Written exercise A: Substitute "area-marker" for every "area-point" in the listing. Begin at its first line and stop after the line that has "legend-label-total: wydatki na", leaving all else unchanged.

[start of Text block]

Iapp/96500*K(5) is constant. That's why the equation in the comment, I call it k4.
Torsten
Torsten on 30 Mar 2020
As written, your integration will never be successful. Once you reach condition 1 from condition 2, y(2) starts to decrease again and condition 2 again becomes active. So you will switch from one condition to the other over and over again.
Maybe you meant that once condition 1 is met, you work with the equations for this condition for the rest of the time ?
Faidzul Hakim
Faidzul Hakim on 30 Mar 2020
Yes Torsten. That is what I intented to do. Any suggestion for improvement?
Torsten
Torsten on 30 Mar 2020
In this case Walter's suggestion to use Matlab's event option is the way to go.
Or - if the equations remain that simple - you can integrate using pencil and paper.
Faidzul Hakim
Faidzul Hakim on 30 Mar 2020
Thanks Torsten for your feedback.

[end of Text block]
[start of Provided material]

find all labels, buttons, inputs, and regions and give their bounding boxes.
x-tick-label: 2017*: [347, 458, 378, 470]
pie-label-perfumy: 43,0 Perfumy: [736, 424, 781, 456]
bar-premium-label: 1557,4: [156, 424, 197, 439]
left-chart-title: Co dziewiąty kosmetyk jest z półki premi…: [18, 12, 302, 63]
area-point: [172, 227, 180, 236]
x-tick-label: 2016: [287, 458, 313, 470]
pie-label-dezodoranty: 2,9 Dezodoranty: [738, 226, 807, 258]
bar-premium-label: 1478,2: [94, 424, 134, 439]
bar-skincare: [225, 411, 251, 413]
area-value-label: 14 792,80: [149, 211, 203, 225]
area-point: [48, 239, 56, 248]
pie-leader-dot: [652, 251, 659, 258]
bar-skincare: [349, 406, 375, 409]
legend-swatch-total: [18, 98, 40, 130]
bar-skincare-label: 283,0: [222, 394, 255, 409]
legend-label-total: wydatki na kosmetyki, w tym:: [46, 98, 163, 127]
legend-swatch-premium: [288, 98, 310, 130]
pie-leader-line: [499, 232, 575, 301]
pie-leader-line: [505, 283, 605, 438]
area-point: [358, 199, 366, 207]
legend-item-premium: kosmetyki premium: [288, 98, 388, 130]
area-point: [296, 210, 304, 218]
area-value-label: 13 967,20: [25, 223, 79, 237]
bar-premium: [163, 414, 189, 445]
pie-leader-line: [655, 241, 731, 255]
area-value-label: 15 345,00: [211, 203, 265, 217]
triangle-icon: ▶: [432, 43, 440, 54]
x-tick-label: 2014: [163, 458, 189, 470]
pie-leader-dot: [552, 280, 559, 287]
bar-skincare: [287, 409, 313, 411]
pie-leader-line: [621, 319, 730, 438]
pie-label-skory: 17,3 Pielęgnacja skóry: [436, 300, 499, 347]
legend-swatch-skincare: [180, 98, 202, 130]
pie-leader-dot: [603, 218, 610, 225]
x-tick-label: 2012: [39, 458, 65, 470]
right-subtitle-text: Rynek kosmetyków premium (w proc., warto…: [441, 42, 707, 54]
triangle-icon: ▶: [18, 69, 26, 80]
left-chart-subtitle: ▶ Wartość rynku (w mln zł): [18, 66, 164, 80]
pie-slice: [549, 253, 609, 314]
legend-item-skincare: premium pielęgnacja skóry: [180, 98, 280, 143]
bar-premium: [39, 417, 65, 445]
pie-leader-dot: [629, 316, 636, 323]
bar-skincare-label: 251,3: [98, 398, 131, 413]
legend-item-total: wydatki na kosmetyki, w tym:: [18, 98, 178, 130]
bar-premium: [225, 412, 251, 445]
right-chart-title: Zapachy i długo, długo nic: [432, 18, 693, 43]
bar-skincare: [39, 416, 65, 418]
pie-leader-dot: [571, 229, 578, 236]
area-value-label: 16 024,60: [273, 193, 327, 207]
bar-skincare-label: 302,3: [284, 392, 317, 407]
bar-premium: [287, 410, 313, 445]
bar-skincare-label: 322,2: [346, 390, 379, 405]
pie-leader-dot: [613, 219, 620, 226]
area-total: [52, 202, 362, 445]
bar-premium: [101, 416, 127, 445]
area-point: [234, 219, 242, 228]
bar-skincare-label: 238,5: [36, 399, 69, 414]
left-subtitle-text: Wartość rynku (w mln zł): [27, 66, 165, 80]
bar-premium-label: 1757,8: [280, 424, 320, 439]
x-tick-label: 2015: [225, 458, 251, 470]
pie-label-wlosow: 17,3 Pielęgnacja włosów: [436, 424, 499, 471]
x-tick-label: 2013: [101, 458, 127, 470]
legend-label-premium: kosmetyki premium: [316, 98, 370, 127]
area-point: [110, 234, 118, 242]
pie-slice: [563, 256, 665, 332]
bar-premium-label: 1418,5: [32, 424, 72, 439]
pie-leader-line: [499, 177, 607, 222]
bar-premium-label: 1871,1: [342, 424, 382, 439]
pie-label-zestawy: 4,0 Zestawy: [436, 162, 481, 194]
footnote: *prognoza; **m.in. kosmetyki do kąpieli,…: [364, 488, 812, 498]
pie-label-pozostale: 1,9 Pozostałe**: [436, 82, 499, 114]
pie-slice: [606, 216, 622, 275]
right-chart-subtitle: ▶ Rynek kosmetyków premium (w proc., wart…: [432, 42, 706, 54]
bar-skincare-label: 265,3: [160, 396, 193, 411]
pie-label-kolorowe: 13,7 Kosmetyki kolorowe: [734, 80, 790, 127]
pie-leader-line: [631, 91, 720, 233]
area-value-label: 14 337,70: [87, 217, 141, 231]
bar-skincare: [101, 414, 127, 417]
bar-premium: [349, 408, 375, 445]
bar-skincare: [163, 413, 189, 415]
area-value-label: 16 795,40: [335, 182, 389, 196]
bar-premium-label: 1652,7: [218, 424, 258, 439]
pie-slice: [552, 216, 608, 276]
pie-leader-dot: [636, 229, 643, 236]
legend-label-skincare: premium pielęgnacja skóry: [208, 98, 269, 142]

[end of Provided material]

Written exercise B: Extract the forum thread and reproduce it in full, word for word.

Finished answer A:
find all labels, buttons, inputs, and regions and give their bounding boxes.
x-tick-label: 2017*: [347, 458, 378, 470]
pie-label-perfumy: 43,0 Perfumy: [736, 424, 781, 456]
bar-premium-label: 1557,4: [156, 424, 197, 439]
left-chart-title: Co dziewiąty kosmetyk jest z półki premi…: [18, 12, 302, 63]
area-marker: [172, 227, 180, 236]
x-tick-label: 2016: [287, 458, 313, 470]
pie-label-dezodoranty: 2,9 Dezodoranty: [738, 226, 807, 258]
bar-premium-label: 1478,2: [94, 424, 134, 439]
bar-skincare: [225, 411, 251, 413]
area-value-label: 14 792,80: [149, 211, 203, 225]
area-marker: [48, 239, 56, 248]
pie-leader-dot: [652, 251, 659, 258]
bar-skincare: [349, 406, 375, 409]
legend-swatch-total: [18, 98, 40, 130]
bar-skincare-label: 283,0: [222, 394, 255, 409]
legend-label-total: wydatki na kosmetyki, w tym:: [46, 98, 163, 127]

Finished answer B:
Iapp/96500*K(5) is constant. That's why the equation in the comment, I call it k4.
Torsten
Torsten on 30 Mar 2020
As written, your integration will never be successful. Once you reach condition 1 from condition 2, y(2) starts to decrease again and condition 2 again becomes active. So you will switch from one condition to the other over and over again.
Maybe you meant that once condition 1 is met, you work with the equations for this condition for the rest of the time ?
Faidzul Hakim
Faidzul Hakim on 30 Mar 2020
Yes Torsten. That is what I intented to do. Any suggestion for improvement?
Torsten
Torsten on 30 Mar 2020
In this case Walter's suggestion to use Matlab's event option is the way to go.
Or - if the equations remain that simple - you can integrate using pencil and paper.
Faidzul Hakim
Faidzul Hakim on 30 Mar 2020
Thanks Torsten for your feedback.